Exercise instructions |
a – Transcribe part of the San Diego trip thread verbatim, starting at the words "Sorry Jim I" and ending after the words "faster than me.".
b – Name each distinct user who posts in the San Diego trip thread.
c – Resume the San Diego trip thread after its last sentence, carrying on jlbabb28's final post.

Document section |
--------------------------------
# San Diego Or Bust



## jlbabb28 (Feb 27, 2006)

Well we're going again! I wish you all the best Thanksgiving whatever your plans may be. Enjoy your family and friends but most of all be safe and have a wonderfull weekend. I will think of you when I am hopfullyin the sun at Sea World and Legoland with my to very excited kids.

Thanks for your thoughts on the best way to get to San Diego.

Jeff

Here are the pics, forgot to get a lot from the camp but here are a few for you









Sea World









Entire thing built from Lego's









Campland









Campland bay shot









Campland grass area

I hope you all had an excellent Thanksgiving.

Jeff


----------



## Husker92 (Feb 11, 2006)

Have a safe trip!

Happy Thanksgiving!


----------



## Oregon_Camper (Sep 13, 2004)

Hope you have a GREAT trip...


----------



## Thor (Apr 7, 2004)

Have a safe trip.









I spent 2 weeks in California - is there a route without traffic









Thor


----------



## California Jim (Dec 11, 2003)

Hope it was a good one










PS: Did ya see me with the sign


----------



## jlbabb28 (Feb 27, 2006)

Sorry Jim I missed you! I did not get the chance to go the way you suggested since when we got to Magic Mountian traffic stopped. Three wrecks in thirty seconds all around me. I chose a lane and stayed in it for fear of the crazy poeple trying to get where they were going 30 seconds faster than me.

So we took the five as I could not have crossed all those lanes to the 210 if I wanted to. Long story short the drive took almost 8 hours! it took 3 hours and 15 minutes from Valencia to Disneyland. Then like magic the traffic was over and smooth sailing into the camp!
--------------------------------
Records shown |
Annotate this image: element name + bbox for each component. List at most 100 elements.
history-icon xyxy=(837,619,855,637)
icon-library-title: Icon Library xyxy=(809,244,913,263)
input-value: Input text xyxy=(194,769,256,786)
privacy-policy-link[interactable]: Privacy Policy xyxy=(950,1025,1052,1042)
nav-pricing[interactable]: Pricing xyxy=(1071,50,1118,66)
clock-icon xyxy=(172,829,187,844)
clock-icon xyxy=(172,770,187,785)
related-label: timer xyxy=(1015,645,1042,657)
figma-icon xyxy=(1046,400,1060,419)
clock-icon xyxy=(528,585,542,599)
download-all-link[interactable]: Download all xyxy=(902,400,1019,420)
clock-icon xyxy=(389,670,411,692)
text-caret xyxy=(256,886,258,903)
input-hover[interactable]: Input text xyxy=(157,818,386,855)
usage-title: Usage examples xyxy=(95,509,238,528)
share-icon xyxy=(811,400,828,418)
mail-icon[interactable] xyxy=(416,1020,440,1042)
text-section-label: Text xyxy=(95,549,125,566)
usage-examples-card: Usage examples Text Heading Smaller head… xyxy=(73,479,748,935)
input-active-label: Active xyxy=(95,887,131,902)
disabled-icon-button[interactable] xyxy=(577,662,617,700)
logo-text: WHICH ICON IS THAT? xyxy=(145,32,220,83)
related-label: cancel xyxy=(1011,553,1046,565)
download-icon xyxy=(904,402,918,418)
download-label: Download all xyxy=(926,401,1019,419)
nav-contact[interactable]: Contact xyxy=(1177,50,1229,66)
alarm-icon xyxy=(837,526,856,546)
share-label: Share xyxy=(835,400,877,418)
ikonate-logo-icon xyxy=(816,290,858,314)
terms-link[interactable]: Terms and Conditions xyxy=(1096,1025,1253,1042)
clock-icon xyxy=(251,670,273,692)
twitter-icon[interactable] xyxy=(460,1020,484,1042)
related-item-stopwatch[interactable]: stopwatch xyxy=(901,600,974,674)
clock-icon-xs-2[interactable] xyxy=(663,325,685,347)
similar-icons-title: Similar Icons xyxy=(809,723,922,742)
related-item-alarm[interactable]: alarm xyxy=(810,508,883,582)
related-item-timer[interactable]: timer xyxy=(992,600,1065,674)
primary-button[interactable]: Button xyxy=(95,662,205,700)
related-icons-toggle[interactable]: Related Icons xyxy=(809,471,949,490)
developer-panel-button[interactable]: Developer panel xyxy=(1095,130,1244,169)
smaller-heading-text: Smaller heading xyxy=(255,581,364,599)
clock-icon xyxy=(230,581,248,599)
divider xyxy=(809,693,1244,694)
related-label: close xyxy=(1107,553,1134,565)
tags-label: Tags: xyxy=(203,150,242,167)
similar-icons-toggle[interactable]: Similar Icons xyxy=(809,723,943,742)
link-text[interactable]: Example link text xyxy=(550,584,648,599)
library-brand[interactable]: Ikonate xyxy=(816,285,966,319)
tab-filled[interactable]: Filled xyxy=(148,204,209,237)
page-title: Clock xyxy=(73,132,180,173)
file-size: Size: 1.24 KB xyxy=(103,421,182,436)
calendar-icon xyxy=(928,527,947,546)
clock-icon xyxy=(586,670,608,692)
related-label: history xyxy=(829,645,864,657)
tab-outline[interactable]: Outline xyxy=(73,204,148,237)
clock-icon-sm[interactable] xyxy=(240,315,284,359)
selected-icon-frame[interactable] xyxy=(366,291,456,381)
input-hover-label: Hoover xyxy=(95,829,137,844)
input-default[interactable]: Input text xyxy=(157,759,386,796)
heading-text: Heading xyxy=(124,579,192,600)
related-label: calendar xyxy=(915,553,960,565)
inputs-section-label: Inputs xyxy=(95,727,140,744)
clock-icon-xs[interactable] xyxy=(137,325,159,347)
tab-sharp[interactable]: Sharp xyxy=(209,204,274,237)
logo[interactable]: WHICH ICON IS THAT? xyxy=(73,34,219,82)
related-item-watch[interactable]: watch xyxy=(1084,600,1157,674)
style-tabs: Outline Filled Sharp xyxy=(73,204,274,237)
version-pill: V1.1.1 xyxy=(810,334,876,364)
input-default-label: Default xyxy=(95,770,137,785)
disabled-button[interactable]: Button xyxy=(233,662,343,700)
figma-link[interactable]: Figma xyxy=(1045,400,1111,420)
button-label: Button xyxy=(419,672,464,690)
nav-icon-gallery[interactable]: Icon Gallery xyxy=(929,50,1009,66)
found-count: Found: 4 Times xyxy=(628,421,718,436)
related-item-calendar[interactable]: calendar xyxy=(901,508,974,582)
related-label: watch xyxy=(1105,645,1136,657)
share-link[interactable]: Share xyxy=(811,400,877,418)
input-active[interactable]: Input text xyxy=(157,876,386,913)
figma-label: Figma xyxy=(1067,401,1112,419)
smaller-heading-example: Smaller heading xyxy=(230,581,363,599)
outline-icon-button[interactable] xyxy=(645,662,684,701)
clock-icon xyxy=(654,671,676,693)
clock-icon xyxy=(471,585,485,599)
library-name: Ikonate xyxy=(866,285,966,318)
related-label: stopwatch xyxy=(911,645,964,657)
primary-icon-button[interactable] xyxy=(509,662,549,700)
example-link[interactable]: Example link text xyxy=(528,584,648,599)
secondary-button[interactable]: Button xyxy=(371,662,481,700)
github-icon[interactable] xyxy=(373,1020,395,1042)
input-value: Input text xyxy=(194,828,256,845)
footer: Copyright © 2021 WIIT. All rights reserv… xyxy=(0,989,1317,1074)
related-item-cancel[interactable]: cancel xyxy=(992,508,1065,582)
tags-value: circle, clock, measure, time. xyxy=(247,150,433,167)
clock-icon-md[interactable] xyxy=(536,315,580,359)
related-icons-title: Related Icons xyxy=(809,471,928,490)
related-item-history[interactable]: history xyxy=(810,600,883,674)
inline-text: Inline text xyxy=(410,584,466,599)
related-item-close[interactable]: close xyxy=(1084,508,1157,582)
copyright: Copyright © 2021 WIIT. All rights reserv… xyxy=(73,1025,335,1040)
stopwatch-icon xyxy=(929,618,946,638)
--------------------------------
Responses for each task |
a –
Sorry Jim I missed you! I did not get the chance to go the way you suggested since when we got to Magic Mountian traffic stopped. Three wrecks in thirty seconds all around me. I chose a lane and stayed in it for fear of the crazy poeple trying to get where they were going 30 seconds faster than me.

b – jlbabb28, Husker92, Oregon_Camper, Thor, California Jim

c –
We left yesterday @ 3:30 a.m. needless to say we made it home in five hours on the nose! Sorry I missed you and your sign mabye next time.

By the way Campland was an excellent park not another single OB in the entire place I was amazed. I will post some pics later.

Jeff


----------



## skippershe (May 22, 2006)

Nice photos Jeff









Glad you had a nice vacation, except for the nasty traffic....
Never been to Campland before, may have to try it out one of these days









Dawn


----------



## Oregon_Camper (Sep 13, 2004)

Looks like a nice spot for Thanksgiving! Way to go...


----------



## MattS (Oct 15, 2006)

is there a route without traffic

Not anywhere we have found around here!! Looks like you had fun, though, we went to San Diego the week before and we had a great time.


----------



## PDX_Doug (Nov 16, 2004)

Jeff,

I didn't see this before. Looks like a great trip!








Nothing like fun at the beach on Thanksgiving weekend!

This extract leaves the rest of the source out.